## Start Given information
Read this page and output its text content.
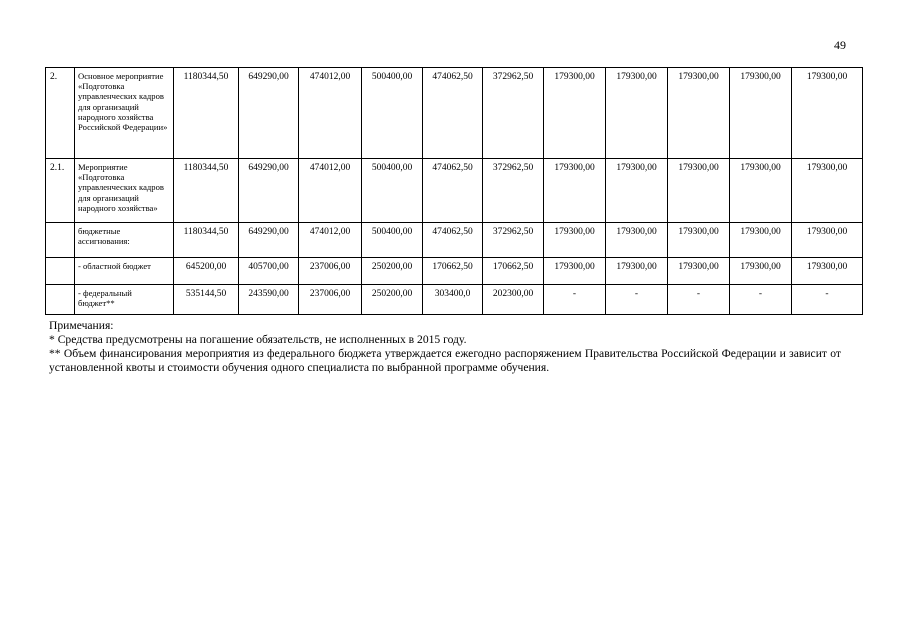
49
2.	Основное мероприятие «Подготовка управленческих кадров для организаций народного хозяйства Российской Федерации»	1180344,50	649290,00	474012,00	500400,00	474062,50	372962,50	179300,00	179300,00	179300,00	179300,00	179300,00
2.1.	Мероприятие «Подготовка управленческих кадров для организаций народного хозяйства»	1180344,50	649290,00	474012,00	500400,00	474062,50	372962,50	179300,00	179300,00	179300,00	179300,00	179300,00
	бюджетные ассигнования:	1180344,50	649290,00	474012,00	500400,00	474062,50	372962,50	179300,00	179300,00	179300,00	179300,00	179300,00
	- областной бюджет	645200,00	405700,00	237006,00	250200,00	170662,50	170662,50	179300,00	179300,00	179300,00	179300,00	179300,00
	- федеральный бюджет**	535144,50	243590,00	237006,00	250200,00	303400,0	202300,00	-	-	-	-	-

Примечания:

* Средства предусмотрены на погашение обязательств, не исполненных в 2015 году.

** Объем финансирования мероприятия из федерального бюджета утверждается ежегодно распоряжением Правительства Российской Федерации и зависит от установленной квоты и стоимости обучения одного специалиста по выбранной программе обучения.
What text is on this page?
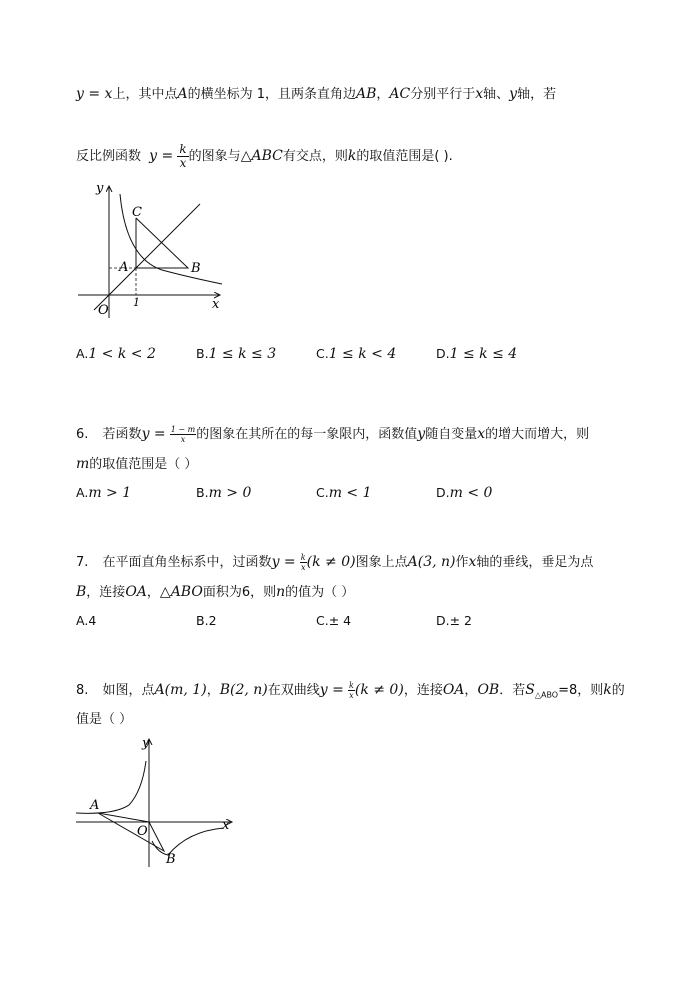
y = x上，其中点A的横坐标为 1，且两条直角边AB，AC分别平行于x轴、y轴，若
反比例函数 $y = \frac{k}{x}$ 的图象与△ABC有交点，则k的取值范围是( ).
y
x
O
C
A	B
1
A.1 < k < 2	B.1 ≤ k ≤ 3	C.1 ≤ k < 4	D.1 ≤ k ≤ 4
6. 若函数$y = \frac{1 - m}{x}$ 的图象在其所在的每一象限内，函数值y随自变量x的增大而增大，则
m的取值范围是（ ）
A.m > 1	B.m > 0	C.m < 1	D.m < 0
7. 在平面直角坐标系中，过函数$y = \frac{k}{x} (k \ne 0)$图象上点A(3, n)作x轴的垂线，垂足为点
B，连接OA，△ABO面积为6，则n的值为（ ）
A.4	B.2	C.± 4	D.± 2
8. 如图，点A(m, 1)，B(2, n)在双曲线$y = \frac{k}{x} (k \ne 0)$，连接OA，OB．若$S_{\triangle ABO}=8$，则k的
值是（ ）
y
x
O
A
B
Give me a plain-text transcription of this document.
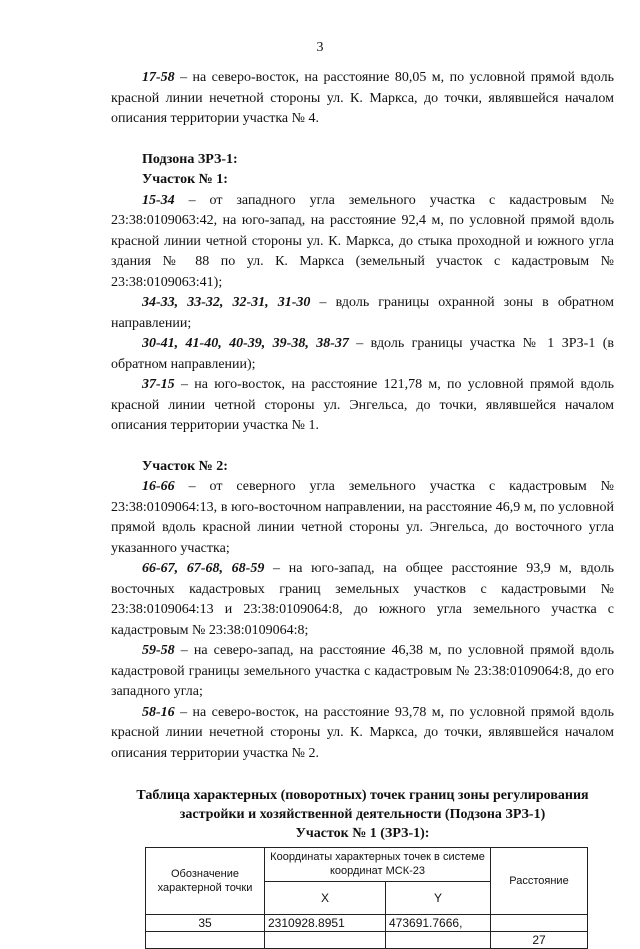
3

17-58 – на северо-восток, на расстояние 80,05 м, по условной прямой вдоль красной линии нечетной стороны ул. К. Маркса, до точки, являвшейся началом описания территории участка № 4.

Подзона ЗРЗ-1:
Участок № 1:

15-34 – от западного угла земельного участка с кадастровым № 23:38:0109063:42, на юго-запад, на расстояние 92,4 м, по условной прямой вдоль красной линии четной стороны ул. К. Маркса, до стыка проходной и южного угла здания № 88 по ул. К. Маркса (земельный участок с кадастровым № 23:38:0109063:41);

34-33, 33-32, 32-31, 31-30 – вдоль границы охранной зоны в обратном направлении;

30-41, 41-40, 40-39, 39-38, 38-37 – вдоль границы участка № 1 ЗРЗ-1 (в обратном направлении);

37-15 – на юго-восток, на расстояние 121,78 м, по условной прямой вдоль красной линии четной стороны ул. Энгельса, до точки, являвшейся началом описания территории участка № 1.

Участок № 2:

16-66 – от северного угла земельного участка с кадастровым № 23:38:0109064:13, в юго-восточном направлении, на расстояние 46,9 м, по условной прямой вдоль красной линии четной стороны ул. Энгельса, до восточного угла указанного участка;

66-67, 67-68, 68-59 – на юго-запад, на общее расстояние 93,9 м, вдоль восточных кадастровых границ земельных участков с кадастровыми № 23:38:0109064:13 и 23:38:0109064:8, до южного угла земельного участка с кадастровым № 23:38:0109064:8;

59-58 – на северо-запад, на расстояние 46,38 м, по условной прямой вдоль кадастровой границы земельного участка с кадастровым № 23:38:0109064:8, до его западного угла;

58-16 – на северо-восток, на расстояние 93,78 м, по условной прямой вдоль красной линии нечетной стороны ул. К. Маркса, до точки, являвшейся началом описания территории участка № 2.

Таблица характерных (поворотных) точек границ зоны регулирования
застройки и хозяйственной деятельности (Подзона ЗРЗ-1)
Участок № 1 (ЗРЗ-1):
Обозначение характерной точки	Координаты характерных точек в системе координат МСК-23		Расстояние
	X	Y	
35	2310928.8951	473691.7666,	
			27
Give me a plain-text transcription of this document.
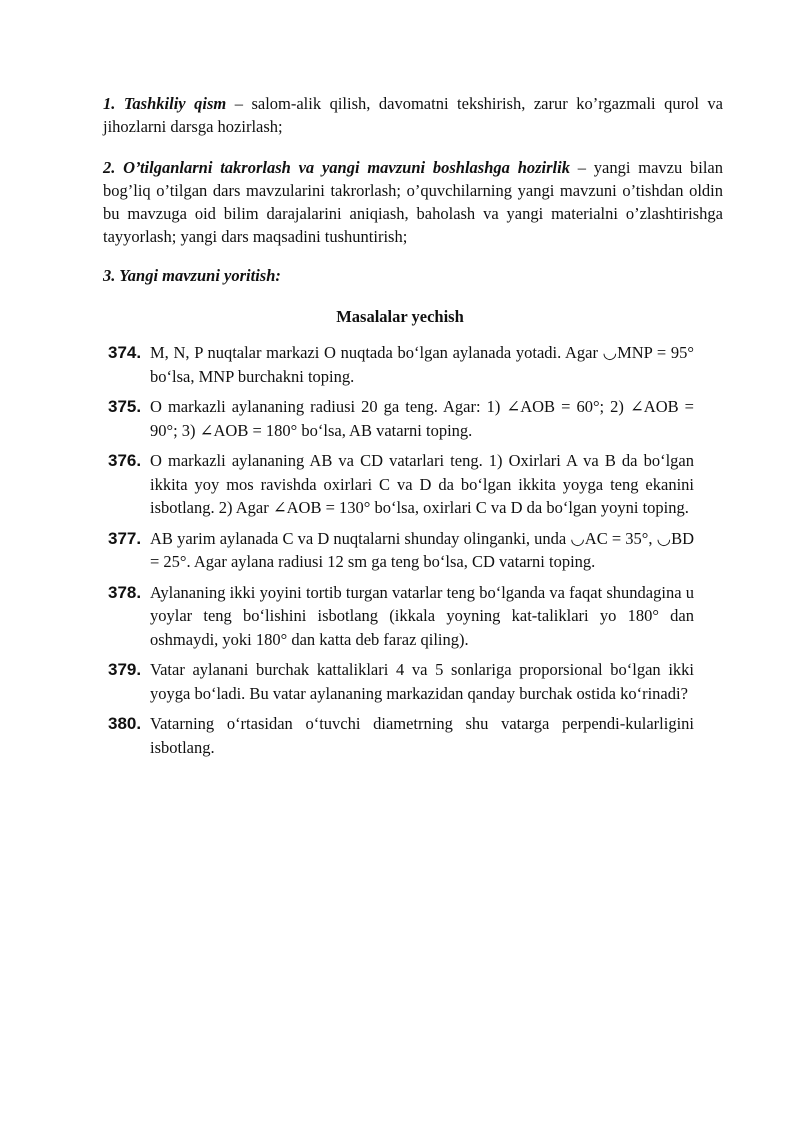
1. Tashkiliy qism – salom-alik qilish, davomatni tekshirish, zarur ko’rgazmali qurol va jihozlarni darsga hozirlash;

2. O’tilganlarni takrorlash va yangi mavzuni boshlashga hozirlik – yangi mavzu bilan bog’liq o’tilgan dars mavzularini takrorlash; o’quvchilarning yangi mavzuni o’tishdan oldin bu mavzuga oid bilim darajalarini aniqiash, baholash va yangi materialni o’zlashtirishga tayyorlash; yangi dars maqsadini tushuntirish;

3. Yangi mavzuni yoritish:

Masalalar yechish
374. M, N, P nuqtalar markazi O nuqtada bo‘lgan aylanada yotadi. Agar ◡MNP = 95° bo‘lsa, MNP burchakni toping.
375. O markazli aylananing radiusi 20 ga teng. Agar: 1) ∠AOB = 60°; 2) ∠AOB = 90°; 3) ∠AOB = 180° bo‘lsa, AB vatarni toping.
376. O markazli aylananing AB va CD vatarlari teng. 1) Oxirlari A va B da bo‘lgan ikkita yoy mos ravishda oxirlari C va D da bo‘lgan ikkita yoyga teng ekanini isbotlang. 2) Agar ∠AOB = 130° bo‘lsa, oxirlari C va D da bo‘lgan yoyni toping.
377. AB yarim aylanada C va D nuqtalarni shunday olinganki, unda ◡AC = 35°, ◡BD = 25°. Agar aylana radiusi 12 sm ga teng bo‘lsa, CD vatarni toping.
378. Aylananing ikki yoyini tortib turgan vatarlar teng bo‘lganda va faqat shundagina u yoylar teng bo‘lishini isbotlang (ikkala yoyning kat-taliklari yo 180° dan oshmaydi, yoki 180° dan katta deb faraz qiling).
379. Vatar aylanani burchak kattaliklari 4 va 5 sonlariga proporsional bo‘lgan ikki yoyga bo‘ladi. Bu vatar aylananing markazidan qanday burchak ostida ko‘rinadi?
380. Vatarning o‘rtasidan o‘tuvchi diametrning shu vatarga perpendi-kularligini isbotlang.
## End Given information
Without the pictures, copy the material exactly as given.

**Task result**:
Read this page and output its text content.
49
2.	Основное мероприятие «Подготовка управленческих кадров для организаций народного хозяйства Российской Федерации»	1180344,50	649290,00	474012,00	500400,00	474062,50	372962,50	179300,00	179300,00	179300,00	179300,00	179300,00
2.1.	Мероприятие «Подготовка управленческих кадров для организаций народного хозяйства»	1180344,50	649290,00	474012,00	500400,00	474062,50	372962,50	179300,00	179300,00	179300,00	179300,00	179300,00
	бюджетные ассигнования:	1180344,50	649290,00	474012,00	500400,00	474062,50	372962,50	179300,00	179300,00	179300,00	179300,00	179300,00
	- областной бюджет	645200,00	405700,00	237006,00	250200,00	170662,50	170662,50	179300,00	179300,00	179300,00	179300,00	179300,00
	- федеральный бюджет**	535144,50	243590,00	237006,00	250200,00	303400,0	202300,00	-	-	-	-	-

Примечания:

* Средства предусмотрены на погашение обязательств, не исполненных в 2015 году.

** Объем финансирования мероприятия из федерального бюджета утверждается ежегодно распоряжением Правительства Российской Федерации и зависит от установленной квоты и стоимости обучения одного специалиста по выбранной программе обучения.
What text is on this page?
y = x上，其中点A的横坐标为 1，且两条直角边AB，AC分别平行于x轴、y轴，若
反比例函数 $y = \frac{k}{x}$ 的图象与△ABC有交点，则k的取值范围是( ).
y
x
O
C
A	B
1
A.1 < k < 2	B.1 ≤ k ≤ 3	C.1 ≤ k < 4	D.1 ≤ k ≤ 4
6. 若函数$y = \frac{1 - m}{x}$ 的图象在其所在的每一象限内，函数值y随自变量x的增大而增大，则
m的取值范围是（ ）
A.m > 1	B.m > 0	C.m < 1	D.m < 0
7. 在平面直角坐标系中，过函数$y = \frac{k}{x} (k \ne 0)$图象上点A(3, n)作x轴的垂线，垂足为点
B，连接OA，△ABO面积为6，则n的值为（ ）
A.4	B.2	C.± 4	D.± 2
8. 如图，点A(m, 1)，B(2, n)在双曲线$y = \frac{k}{x} (k \ne 0)$，连接OA，OB．若$S_{\triangle ABO}=8$，则k的
值是（ ）
y
x
O
A
B
Give me a plain-text transcription of this document.
3

17-58 – на северо-восток, на расстояние 80,05 м, по условной прямой вдоль красной линии нечетной стороны ул. К. Маркса, до точки, являвшейся началом описания территории участка № 4.

Подзона ЗРЗ-1:
Участок № 1:

15-34 – от западного угла земельного участка с кадастровым № 23:38:0109063:42, на юго-запад, на расстояние 92,4 м, по условной прямой вдоль красной линии четной стороны ул. К. Маркса, до стыка проходной и южного угла здания № 88 по ул. К. Маркса (земельный участок с кадастровым № 23:38:0109063:41);

34-33, 33-32, 32-31, 31-30 – вдоль границы охранной зоны в обратном направлении;

30-41, 41-40, 40-39, 39-38, 38-37 – вдоль границы участка № 1 ЗРЗ-1 (в обратном направлении);

37-15 – на юго-восток, на расстояние 121,78 м, по условной прямой вдоль красной линии четной стороны ул. Энгельса, до точки, являвшейся началом описания территории участка № 1.

Участок № 2:

16-66 – от северного угла земельного участка с кадастровым № 23:38:0109064:13, в юго-восточном направлении, на расстояние 46,9 м, по условной прямой вдоль красной линии четной стороны ул. Энгельса, до восточного угла указанного участка;

66-67, 67-68, 68-59 – на юго-запад, на общее расстояние 93,9 м, вдоль восточных кадастровых границ земельных участков с кадастровыми № 23:38:0109064:13 и 23:38:0109064:8, до южного угла земельного участка с кадастровым № 23:38:0109064:8;

59-58 – на северо-запад, на расстояние 46,38 м, по условной прямой вдоль кадастровой границы земельного участка с кадастровым № 23:38:0109064:8, до его западного угла;

58-16 – на северо-восток, на расстояние 93,78 м, по условной прямой вдоль красной линии нечетной стороны ул. К. Маркса, до точки, являвшейся началом описания территории участка № 2.

Таблица характерных (поворотных) точек границ зоны регулирования
застройки и хозяйственной деятельности (Подзона ЗРЗ-1)
Участок № 1 (ЗРЗ-1):
Обозначение характерной точки	Координаты характерных точек в системе координат МСК-23		Расстояние
	X	Y	
35	2310928.8951	473691.7666,	
			27
Give me a plain-text transcription of this document.
1. Tashkiliy qism – salom-alik qilish, davomatni tekshirish, zarur ko’rgazmali qurol va jihozlarni darsga hozirlash;

2. O’tilganlarni takrorlash va yangi mavzuni boshlashga hozirlik – yangi mavzu bilan bog’liq o’tilgan dars mavzularini takrorlash; o’quvchilarning yangi mavzuni o’tishdan oldin bu mavzuga oid bilim darajalarini aniqiash, baholash va yangi materialni o’zlashtirishga tayyorlash; yangi dars maqsadini tushuntirish;

3. Yangi mavzuni yoritish:

Masalalar yechish
374. M, N, P nuqtalar markazi O nuqtada bo‘lgan aylanada yotadi. Agar ◡MNP = 95° bo‘lsa, MNP burchakni toping.
375. O markazli aylananing radiusi 20 ga teng. Agar: 1) ∠AOB = 60°; 2) ∠AOB = 90°; 3) ∠AOB = 180° bo‘lsa, AB vatarni toping.
376. O markazli aylananing AB va CD vatarlari teng. 1) Oxirlari A va B da bo‘lgan ikkita yoy mos ravishda oxirlari C va D da bo‘lgan ikkita yoyga teng ekanini isbotlang. 2) Agar ∠AOB = 130° bo‘lsa, oxirlari C va D da bo‘lgan yoyni toping.
377. AB yarim aylanada C va D nuqtalarni shunday olinganki, unda ◡AC = 35°, ◡BD = 25°. Agar aylana radiusi 12 sm ga teng bo‘lsa, CD vatarni toping.
378. Aylananing ikki yoyini tortib turgan vatarlar teng bo‘lganda va faqat shundagina u yoylar teng bo‘lishini isbotlang (ikkala yoyning kat-taliklari yo 180° dan oshmaydi, yoki 180° dan katta deb faraz qiling).
379. Vatar aylanani burchak kattaliklari 4 va 5 sonlariga proporsional bo‘lgan ikki yoyga bo‘ladi. Bu vatar aylananing markazidan qanday burchak ostida ko‘rinadi?
380. Vatarning o‘rtasidan o‘tuvchi diametrning shu vatarga perpendi-kularligini isbotlang.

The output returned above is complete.